▸ **Required task**: Set down the final stretch of the data, from the line that holds "Read this page and output its text content." through the last line, both included, with pictures left out.

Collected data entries
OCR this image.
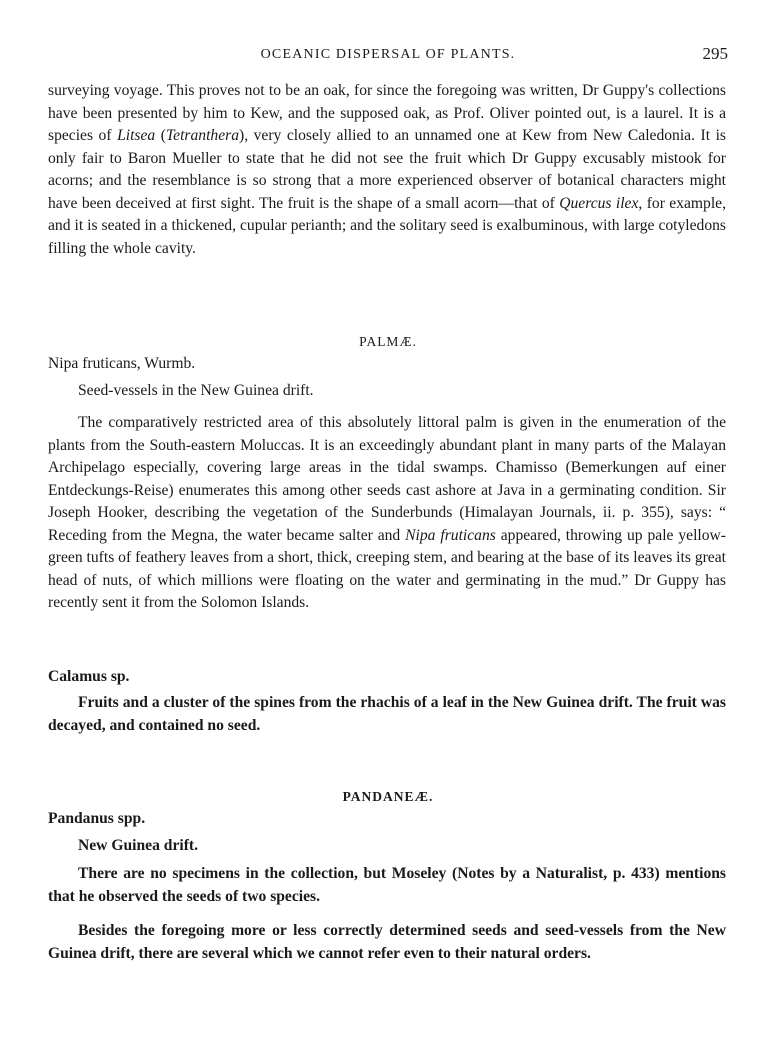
OCEANIC DISPERSAL OF PLANTS.	295

surveying voyage. This proves not to be an oak, for since the foregoing was written, Dr Guppy's collections have been presented by him to Kew, and the supposed oak, as Prof. Oliver pointed out, is a laurel. It is a species of Litsea (Tetranthera), very closely allied to an unnamed one at Kew from New Caledonia. It is only fair to Baron Mueller to state that he did not see the fruit which Dr Guppy excusably mistook for acorns; and the resemblance is so strong that a more experienced observer of botanical characters might have been deceived at first sight. The fruit is the shape of a small acorn—that of Quercus ilex, for example, and it is seated in a thickened, cupular perianth; and the solitary seed is exalbuminous, with large cotyledons filling the whole cavity.

PALMÆ.

Nipa fruticans, Wurmb.

Seed-vessels in the New Guinea drift.

The comparatively restricted area of this absolutely littoral palm is given in the enumeration of the plants from the South-eastern Moluccas. It is an exceedingly abundant plant in many parts of the Malayan Archipelago especially, covering large areas in the tidal swamps. Chamisso (Bemerkungen auf einer Entdeckungs-Reise) enumerates this among other seeds cast ashore at Java in a germinating condition. Sir Joseph Hooker, describing the vegetation of the Sunderbunds (Himalayan Journals, ii. p. 355), says: “ Receding from the Megna, the water became salter and Nipa fruticans appeared, throwing up pale yellow-green tufts of feathery leaves from a short, thick, creeping stem, and bearing at the base of its leaves its great head of nuts, of which millions were floating on the water and germinating in the mud.” Dr Guppy has recently sent it from the Solomon Islands.

Calamus sp.

Fruits and a cluster of the spines from the rhachis of a leaf in the New Guinea drift. The fruit was decayed, and contained no seed.

PANDANEÆ.

Pandanus spp.

New Guinea drift.

There are no specimens in the collection, but Moseley (Notes by a Naturalist, p. 433) mentions that he observed the seeds of two species.

Besides the foregoing more or less correctly determined seeds and seed-vessels from the New Guinea drift, there are several which we cannot refer even to their natural orders.
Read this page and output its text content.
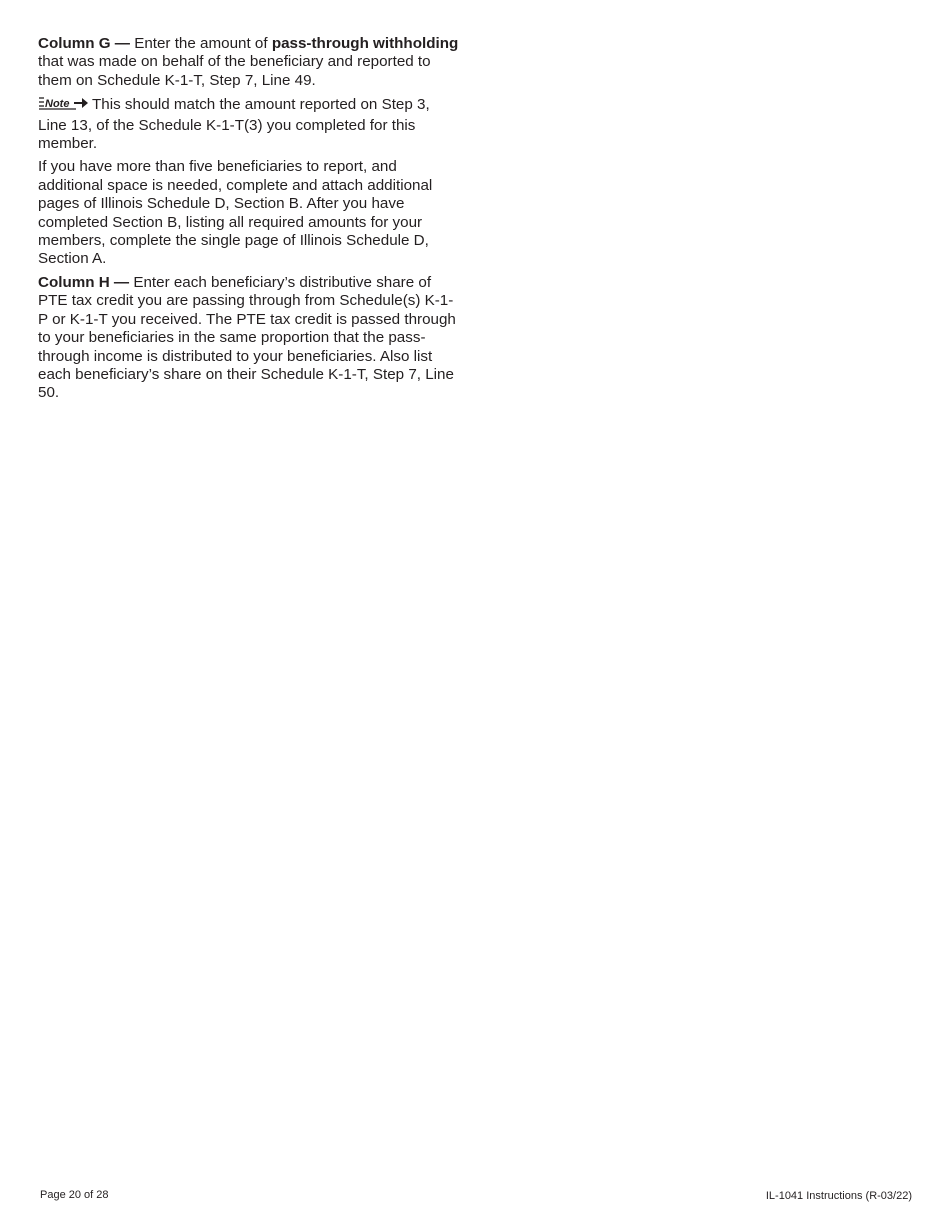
Column G — Enter the amount of pass-through withholding that was made on behalf of the beneficiary and reported to them on Schedule K-1-T, Step 7, Line 49.

Note This should match the amount reported on Step 3, Line 13, of the Schedule K-1-T(3) you completed for this member.

If you have more than five beneficiaries to report, and additional space is needed, complete and attach additional pages of Illinois Schedule D, Section B. After you have completed Section B, listing all required amounts for your members, complete the single page of Illinois Schedule D, Section A.

Column H — Enter each beneficiary’s distributive share of PTE tax credit you are passing through from Schedule(s) K-1-P or K-1-T you received. The PTE tax credit is passed through to your beneficiaries in the same proportion that the pass-through income is distributed to your beneficiaries. Also list each beneficiary’s share on their Schedule K-1-T, Step 7, Line 50.

Page 20 of 28	IL-1041 Instructions (R-03/22)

▸ **Answer to this task**:
Read this page and output its text content.
Column G — Enter the amount of pass-through withholding that was made on behalf of the beneficiary and reported to them on Schedule K-1-T, Step 7, Line 49.

Note This should match the amount reported on Step 3, Line 13, of the Schedule K-1-T(3) you completed for this member.

If you have more than five beneficiaries to report, and additional space is needed, complete and attach additional pages of Illinois Schedule D, Section B. After you have completed Section B, listing all required amounts for your members, complete the single page of Illinois Schedule D, Section A.

Column H — Enter each beneficiary’s distributive share of PTE tax credit you are passing through from Schedule(s) K-1-P or K-1-T you received. The PTE tax credit is passed through to your beneficiaries in the same proportion that the pass-through income is distributed to your beneficiaries. Also list each beneficiary’s share on their Schedule K-1-T, Step 7, Line 50.

Page 20 of 28	IL-1041 Instructions (R-03/22)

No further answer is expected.